**Exercise:**
Extract the full set of records that follows, word for word.

**Stored data:**
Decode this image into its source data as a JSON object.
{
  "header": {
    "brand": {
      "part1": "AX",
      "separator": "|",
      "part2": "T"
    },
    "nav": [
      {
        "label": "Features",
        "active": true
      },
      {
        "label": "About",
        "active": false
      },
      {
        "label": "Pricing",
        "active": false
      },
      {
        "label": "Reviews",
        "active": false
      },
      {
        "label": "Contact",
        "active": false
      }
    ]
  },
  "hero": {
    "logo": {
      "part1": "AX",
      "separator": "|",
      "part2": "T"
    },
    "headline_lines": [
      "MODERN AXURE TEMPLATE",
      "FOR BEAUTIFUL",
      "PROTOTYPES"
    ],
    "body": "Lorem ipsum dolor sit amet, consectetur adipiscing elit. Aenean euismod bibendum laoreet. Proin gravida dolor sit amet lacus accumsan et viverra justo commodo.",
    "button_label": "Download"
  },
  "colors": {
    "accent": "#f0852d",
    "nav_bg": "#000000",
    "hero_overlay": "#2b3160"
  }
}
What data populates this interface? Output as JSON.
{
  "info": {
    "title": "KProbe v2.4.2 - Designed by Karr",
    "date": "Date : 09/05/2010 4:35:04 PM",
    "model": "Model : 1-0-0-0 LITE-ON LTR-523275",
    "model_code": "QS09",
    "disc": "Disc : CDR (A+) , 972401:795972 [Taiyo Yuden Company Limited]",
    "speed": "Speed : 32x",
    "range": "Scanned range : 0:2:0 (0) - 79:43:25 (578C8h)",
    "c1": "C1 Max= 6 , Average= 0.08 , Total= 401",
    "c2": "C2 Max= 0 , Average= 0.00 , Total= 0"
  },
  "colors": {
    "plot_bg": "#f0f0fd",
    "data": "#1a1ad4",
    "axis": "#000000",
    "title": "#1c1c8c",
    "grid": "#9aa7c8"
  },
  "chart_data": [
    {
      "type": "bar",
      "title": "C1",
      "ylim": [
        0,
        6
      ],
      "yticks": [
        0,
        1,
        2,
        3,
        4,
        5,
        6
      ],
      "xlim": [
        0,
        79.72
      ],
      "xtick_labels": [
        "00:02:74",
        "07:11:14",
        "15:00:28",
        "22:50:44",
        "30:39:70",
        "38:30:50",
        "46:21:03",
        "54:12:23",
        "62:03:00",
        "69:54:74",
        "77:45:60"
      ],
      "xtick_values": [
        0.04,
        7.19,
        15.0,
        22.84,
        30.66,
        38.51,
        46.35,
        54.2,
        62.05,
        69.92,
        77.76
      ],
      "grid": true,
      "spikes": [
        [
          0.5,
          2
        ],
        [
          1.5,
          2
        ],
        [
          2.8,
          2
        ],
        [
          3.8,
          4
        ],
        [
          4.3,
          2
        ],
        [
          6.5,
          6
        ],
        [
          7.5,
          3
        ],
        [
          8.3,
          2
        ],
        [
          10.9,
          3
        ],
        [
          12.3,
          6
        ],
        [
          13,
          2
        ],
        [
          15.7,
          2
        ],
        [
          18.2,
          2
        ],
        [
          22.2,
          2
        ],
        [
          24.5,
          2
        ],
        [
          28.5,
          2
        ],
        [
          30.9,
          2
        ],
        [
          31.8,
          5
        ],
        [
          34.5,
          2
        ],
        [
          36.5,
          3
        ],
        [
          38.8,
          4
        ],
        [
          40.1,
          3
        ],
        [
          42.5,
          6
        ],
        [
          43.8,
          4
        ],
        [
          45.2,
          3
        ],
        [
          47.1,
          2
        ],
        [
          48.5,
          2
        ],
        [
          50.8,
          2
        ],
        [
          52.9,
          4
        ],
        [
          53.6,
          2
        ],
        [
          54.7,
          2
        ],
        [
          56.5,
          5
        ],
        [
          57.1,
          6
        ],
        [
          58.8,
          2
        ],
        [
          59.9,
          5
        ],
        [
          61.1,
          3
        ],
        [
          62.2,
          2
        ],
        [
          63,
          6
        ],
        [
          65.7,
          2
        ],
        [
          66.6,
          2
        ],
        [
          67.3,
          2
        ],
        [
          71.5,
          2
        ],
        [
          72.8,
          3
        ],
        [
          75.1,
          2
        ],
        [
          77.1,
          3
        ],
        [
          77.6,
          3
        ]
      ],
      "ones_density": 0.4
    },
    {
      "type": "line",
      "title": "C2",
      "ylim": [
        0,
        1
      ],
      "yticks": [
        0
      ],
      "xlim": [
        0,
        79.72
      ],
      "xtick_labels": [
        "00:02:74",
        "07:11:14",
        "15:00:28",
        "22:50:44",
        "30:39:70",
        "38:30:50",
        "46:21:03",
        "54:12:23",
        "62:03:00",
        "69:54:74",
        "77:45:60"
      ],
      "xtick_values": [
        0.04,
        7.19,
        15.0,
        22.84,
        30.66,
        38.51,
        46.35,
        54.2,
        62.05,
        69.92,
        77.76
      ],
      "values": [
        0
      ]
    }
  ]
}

**Result:**
Decode this image into its source data as a JSON object.
{
  "header": {
    "brand": {
      "part1": "AX",
      "separator": "|",
      "part2": "T"
    },
    "nav": [
      {
        "label": "Features",
        "active": true
      },
      {
        "label": "About",
        "active": false
      },
      {
        "label": "Pricing",
        "active": false
      },
      {
        "label": "Reviews",
        "active": false
      },
      {
        "label": "Contact",
        "active": false
      }
    ]
  },
  "hero": {
    "logo": {
      "part1": "AX",
      "separator": "|",
      "part2": "T"
    },
    "headline_lines": [
      "MODERN AXURE TEMPLATE",
      "FOR BEAUTIFUL",
      "PROTOTYPES"
    ],
    "body": "Lorem ipsum dolor sit amet, consectetur adipiscing elit. Aenean euismod bibendum laoreet. Proin gravida dolor sit amet lacus accumsan et viverra justo commodo.",
    "button_label": "Download"
  },
  "colors": {
    "accent": "#f0852d",
    "nav_bg": "#000000",
    "hero_overlay": "#2b3160"
  }
}
What data populates this interface? Output as JSON.
{
  "info": {
    "title": "KProbe v2.4.2 - Designed by Karr",
    "date": "Date : 09/05/2010 4:35:04 PM",
    "model": "Model : 1-0-0-0 LITE-ON LTR-523275",
    "model_code": "QS09",
    "disc": "Disc : CDR (A+) , 972401:795972 [Taiyo Yuden Company Limited]",
    "speed": "Speed : 32x",
    "range": "Scanned range : 0:2:0 (0) - 79:43:25 (578C8h)",
    "c1": "C1 Max= 6 , Average= 0.08 , Total= 401",
    "c2": "C2 Max= 0 , Average= 0.00 , Total= 0"
  },
  "colors": {
    "plot_bg": "#f0f0fd",
    "data": "#1a1ad4",
    "axis": "#000000",
    "title": "#1c1c8c",
    "grid": "#9aa7c8"
  },
  "chart_data": [
    {
      "type": "bar",
      "title": "C1",
      "ylim": [
        0,
        6
      ],
      "yticks": [
        0,
        1,
        2,
        3,
        4,
        5,
        6
      ],
      "xlim": [
        0,
        79.72
      ],
      "xtick_labels": [
        "00:02:74",
        "07:11:14",
        "15:00:28",
        "22:50:44",
        "30:39:70",
        "38:30:50",
        "46:21:03",
        "54:12:23",
        "62:03:00",
        "69:54:74",
        "77:45:60"
      ],
      "xtick_values": [
        0.04,
        7.19,
        15.0,
        22.84,
        30.66,
        38.51,
        46.35,
        54.2,
        62.05,
        69.92,
        77.76
      ],
      "grid": true,
      "spikes": [
        [
          0.5,
          2
        ],
        [
          1.5,
          2
        ],
        [
          2.8,
          2
        ],
        [
          3.8,
          4
        ],
        [
          4.3,
          2
        ],
        [
          6.5,
          6
        ],
        [
          7.5,
          3
        ],
        [
          8.3,
          2
        ],
        [
          10.9,
          3
        ],
        [
          12.3,
          6
        ],
        [
          13,
          2
        ],
        [
          15.7,
          2
        ],
        [
          18.2,
          2
        ],
        [
          22.2,
          2
        ],
        [
          24.5,
          2
        ],
        [
          28.5,
          2
        ],
        [
          30.9,
          2
        ],
        [
          31.8,
          5
        ],
        [
          34.5,
          2
        ],
        [
          36.5,
          3
        ],
        [
          38.8,
          4
        ],
        [
          40.1,
          3
        ],
        [
          42.5,
          6
        ],
        [
          43.8,
          4
        ],
        [
          45.2,
          3
        ],
        [
          47.1,
          2
        ],
        [
          48.5,
          2
        ],
        [
          50.8,
          2
        ],
        [
          52.9,
          4
        ],
        [
          53.6,
          2
        ],
        [
          54.7,
          2
        ],
        [
          56.5,
          5
        ],
        [
          57.1,
          6
        ],
        [
          58.8,
          2
        ],
        [
          59.9,
          5
        ],
        [
          61.1,
          3
        ],
        [
          62.2,
          2
        ],
        [
          63,
          6
        ],
        [
          65.7,
          2
        ],
        [
          66.6,
          2
        ],
        [
          67.3,
          2
        ],
        [
          71.5,
          2
        ],
        [
          72.8,
          3
        ],
        [
          75.1,
          2
        ],
        [
          77.1,
          3
        ],
        [
          77.6,
          3
        ]
      ],
      "ones_density": 0.4
    },
    {
      "type": "line",
      "title": "C2",
      "ylim": [
        0,
        1
      ],
      "yticks": [
        0
      ],
      "xlim": [
        0,
        79.72
      ],
      "xtick_labels": [
        "00:02:74",
        "07:11:14",
        "15:00:28",
        "22:50:44",
        "30:39:70",
        "38:30:50",
        "46:21:03",
        "54:12:23",
        "62:03:00",
        "69:54:74",
        "77:45:60"
      ],
      "xtick_values": [
        0.04,
        7.19,
        15.0,
        22.84,
        30.66,
        38.51,
        46.35,
        54.2,
        62.05,
        69.92,
        77.76
      ],
      "values": [
        0
      ]
    }
  ]
}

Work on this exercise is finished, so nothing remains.